Posted on 09/06/2016 6:17:20 AM PDT by TheRef
The Washington Post commissioned a poll of all registered voters and decided to draw conclusions about who holds an electoral advantage from the results. The problem for the Washington Post, and they undoubtedly know this, is that polls of all registered voters always heavily favor Democrats and skew the results in such a way that they are ineffective in determining a likely winner. It may be useful in determining public opinion of all registered voters, but who cares about that when we are talking about who will actually win?
(Excerpt) Read more at politicalref.com ...
Trump has barely begun.
And Hillary is declining fast.
The debates will be highly entertaining.
The phone poll of today doesn’t mean the same thing as the phone poll of yesterday. The land line phone is increasingly the exception rather than the rule, with the cell phone able to do almost everything it could plus far more. Yet, how many people list their cell phones in the phone book?
Nothing new here. The Compost has been poll lying for decades to support their rat candidates.
Special Report
How Carter Beat Reagan
Washington Post admits polling was “in-kind contribution”; New York Times agenda polling.
By Jeffrey Lord 9.25.12
Dick Morris is right.
Here’s something Dick Morris doesn’t mention. And he’s charitable.
Remember when Jimmy Carter beat Ronald Reagan in 1980?
That’s right. Jimmy Carter beat Ronald Reagan in 1980.
In a series of nine stories in 1980 on “Crucial States” — battleground states as they are known today — the New York Times repeatedly told readers then-President Carter was in a close and decidedly winnable race with the former California governor. And used polling data from the New York Times/CBS polls to back up its stories.
Four years later, it was the Washington Post that played the polling game — and when called out by Reagan campaign manager Ed Rollins a famous Post executive called his paper’s polling an “in-kind contribution to the Mondale campaign.” Mondale, of course, being then-President Reagan’s 1984 opponent and Carter’s vice president.
All of which will doubtless serve as a reminder of just how blatantly polling data is manipulated by liberal media — used essentially as a political weapon to support the liberal of the moment, whether Jimmy Carter in 1980, Walter Mondale in 1984 — or Barack Obama in 2012.
First the Times in 1980 and how it played the polling game.
The states involved, and the datelines for the stories:
· California — October 6, 1980
· Texas — October 8, 1980
· Pennsylvania — October 10, 1980
· Illinois — October 13, 1980
· Ohio — October 15, 1980
· New Jersey — October 16, 1980
· Florida — October 19, 1980
· New York — October 21, 1980
· Michigan — October 23, 1980
Of these nine only one was depicted as “likely” for Reagan: Reagan’s own California. A second — New Jersey — was presented as a state that “appears to support” Reagan.
The Times led their readers to believe that each of the remaining seven states were “close” — or the Times had Carter leading outright.
In every single case the Times was proven grossly wrong on election day. Reagan in fact carried every one of the nine states.
Here is how the Times played the game with the seven of the nine states in question.
Texas: In a story datelined October 8 from Houston, the Times headlined:
Texas Looming as a Close Battle Between President and Reagan
The Reagan-Carter race in Texas, the paper claimed, had “suddenly tightened and now shapes up as a close, bruising battle to the finish.” The paper said “a New York Times/CBS News Poll, the second of seven in crucial big states, showing the Reagan-Carter race now a virtual dead heat despite a string of earlier polls on both sides that had shown the state leaning toward Mr. Reagan.”

Record set >>
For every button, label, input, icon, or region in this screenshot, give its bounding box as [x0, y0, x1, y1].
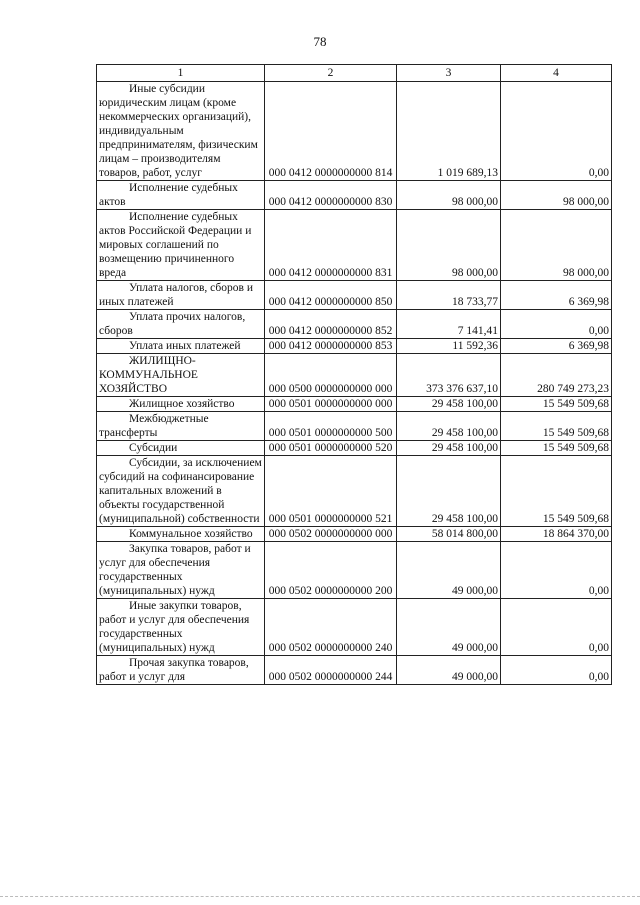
---
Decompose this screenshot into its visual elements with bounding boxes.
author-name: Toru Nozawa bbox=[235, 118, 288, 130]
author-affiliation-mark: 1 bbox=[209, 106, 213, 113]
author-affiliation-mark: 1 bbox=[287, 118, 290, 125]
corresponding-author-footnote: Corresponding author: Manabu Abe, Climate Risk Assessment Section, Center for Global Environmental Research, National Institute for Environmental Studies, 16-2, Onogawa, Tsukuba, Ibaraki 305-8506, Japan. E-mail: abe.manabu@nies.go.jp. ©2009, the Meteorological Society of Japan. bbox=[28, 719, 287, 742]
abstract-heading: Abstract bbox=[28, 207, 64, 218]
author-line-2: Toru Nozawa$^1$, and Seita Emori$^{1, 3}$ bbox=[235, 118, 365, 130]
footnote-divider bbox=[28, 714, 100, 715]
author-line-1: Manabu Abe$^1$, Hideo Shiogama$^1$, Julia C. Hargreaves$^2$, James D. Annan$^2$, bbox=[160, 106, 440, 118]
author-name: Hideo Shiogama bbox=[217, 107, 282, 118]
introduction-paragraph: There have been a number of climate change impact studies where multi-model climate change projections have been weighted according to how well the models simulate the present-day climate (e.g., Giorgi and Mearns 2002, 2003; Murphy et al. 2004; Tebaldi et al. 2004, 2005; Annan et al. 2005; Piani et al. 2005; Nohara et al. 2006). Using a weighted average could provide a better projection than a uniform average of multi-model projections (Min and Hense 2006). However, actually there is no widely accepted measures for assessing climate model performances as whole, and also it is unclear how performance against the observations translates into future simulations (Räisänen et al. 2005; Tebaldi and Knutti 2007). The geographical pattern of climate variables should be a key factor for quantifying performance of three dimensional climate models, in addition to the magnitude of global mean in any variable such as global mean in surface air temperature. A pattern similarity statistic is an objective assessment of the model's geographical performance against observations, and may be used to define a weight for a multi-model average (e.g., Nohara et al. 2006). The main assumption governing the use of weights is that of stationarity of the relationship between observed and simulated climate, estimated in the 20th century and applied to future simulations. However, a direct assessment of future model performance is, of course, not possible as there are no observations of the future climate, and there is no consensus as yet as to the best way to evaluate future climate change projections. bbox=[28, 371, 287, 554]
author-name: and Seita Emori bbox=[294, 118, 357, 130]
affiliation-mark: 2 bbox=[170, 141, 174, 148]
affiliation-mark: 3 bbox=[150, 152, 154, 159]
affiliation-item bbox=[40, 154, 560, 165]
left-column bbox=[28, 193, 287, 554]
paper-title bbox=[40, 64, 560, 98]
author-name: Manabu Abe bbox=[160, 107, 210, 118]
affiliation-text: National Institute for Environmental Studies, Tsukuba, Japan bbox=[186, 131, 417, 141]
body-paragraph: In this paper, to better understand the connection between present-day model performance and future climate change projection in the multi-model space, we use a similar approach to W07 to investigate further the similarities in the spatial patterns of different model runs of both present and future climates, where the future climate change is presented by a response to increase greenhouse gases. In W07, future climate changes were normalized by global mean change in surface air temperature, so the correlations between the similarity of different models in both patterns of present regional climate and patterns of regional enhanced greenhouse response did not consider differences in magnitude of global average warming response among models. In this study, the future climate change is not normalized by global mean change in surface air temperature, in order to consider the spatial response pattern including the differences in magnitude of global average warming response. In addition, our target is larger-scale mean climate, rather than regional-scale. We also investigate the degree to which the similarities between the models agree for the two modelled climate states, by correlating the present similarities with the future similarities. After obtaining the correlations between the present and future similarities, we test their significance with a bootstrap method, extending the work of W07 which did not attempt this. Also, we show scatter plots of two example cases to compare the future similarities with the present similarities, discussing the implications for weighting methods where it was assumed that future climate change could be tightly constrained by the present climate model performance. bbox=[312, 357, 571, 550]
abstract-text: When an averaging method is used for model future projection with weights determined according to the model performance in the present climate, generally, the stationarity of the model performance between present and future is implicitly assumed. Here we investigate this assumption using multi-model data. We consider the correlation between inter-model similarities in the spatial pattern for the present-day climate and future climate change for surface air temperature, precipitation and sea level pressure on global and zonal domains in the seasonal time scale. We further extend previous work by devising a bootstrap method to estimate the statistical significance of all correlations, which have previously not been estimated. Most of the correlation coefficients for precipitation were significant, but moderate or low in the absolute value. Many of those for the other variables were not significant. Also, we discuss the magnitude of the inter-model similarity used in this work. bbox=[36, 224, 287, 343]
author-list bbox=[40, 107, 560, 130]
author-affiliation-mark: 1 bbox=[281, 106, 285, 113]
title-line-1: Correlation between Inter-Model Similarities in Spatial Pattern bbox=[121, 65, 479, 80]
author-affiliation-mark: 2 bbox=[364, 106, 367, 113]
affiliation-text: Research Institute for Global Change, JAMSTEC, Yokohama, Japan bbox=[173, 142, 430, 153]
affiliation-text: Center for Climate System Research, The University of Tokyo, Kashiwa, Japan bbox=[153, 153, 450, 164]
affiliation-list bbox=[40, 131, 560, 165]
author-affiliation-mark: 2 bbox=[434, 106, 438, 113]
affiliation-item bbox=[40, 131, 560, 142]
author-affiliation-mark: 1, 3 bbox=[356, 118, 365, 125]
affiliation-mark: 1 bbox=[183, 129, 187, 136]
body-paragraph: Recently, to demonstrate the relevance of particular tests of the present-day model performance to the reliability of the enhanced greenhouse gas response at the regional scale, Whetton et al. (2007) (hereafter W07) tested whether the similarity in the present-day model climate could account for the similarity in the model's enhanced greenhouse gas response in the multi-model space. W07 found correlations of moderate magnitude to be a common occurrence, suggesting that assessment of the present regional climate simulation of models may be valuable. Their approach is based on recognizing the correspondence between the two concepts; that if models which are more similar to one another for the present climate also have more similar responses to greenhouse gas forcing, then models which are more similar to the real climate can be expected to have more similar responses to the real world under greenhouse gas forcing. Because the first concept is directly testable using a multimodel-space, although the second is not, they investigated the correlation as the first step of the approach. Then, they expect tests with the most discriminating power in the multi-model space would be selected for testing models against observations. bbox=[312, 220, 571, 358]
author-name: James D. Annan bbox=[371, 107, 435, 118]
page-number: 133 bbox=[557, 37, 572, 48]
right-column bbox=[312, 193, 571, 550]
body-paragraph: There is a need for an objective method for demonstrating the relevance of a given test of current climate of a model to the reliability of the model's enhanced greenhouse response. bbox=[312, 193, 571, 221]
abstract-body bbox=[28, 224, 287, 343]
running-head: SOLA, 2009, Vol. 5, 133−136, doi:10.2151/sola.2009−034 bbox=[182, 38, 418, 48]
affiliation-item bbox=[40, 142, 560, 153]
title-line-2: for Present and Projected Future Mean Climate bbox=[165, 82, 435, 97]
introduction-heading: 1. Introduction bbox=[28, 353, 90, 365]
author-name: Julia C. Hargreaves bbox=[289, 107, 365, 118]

What you will do >> Summarize the polling post at the top of the page in two sentences.

Solution to this task >> The Washington Post polled all registered voters and drew conclusions about electoral advantage, even though such polls heavily favor Democrats and do a poor job of identifying a likely winner. An included 1980s-focused piece by Jeffrey Lord argues that liberal media manipulate polling data, pointing to New York Times stories in 1980 that showed seven of nine crucial states as close or leaning to Carter when Reagan carried all nine, and to a Post executive calling the paper's 1984 polling an "in-kind contribution to the Mondale campaign."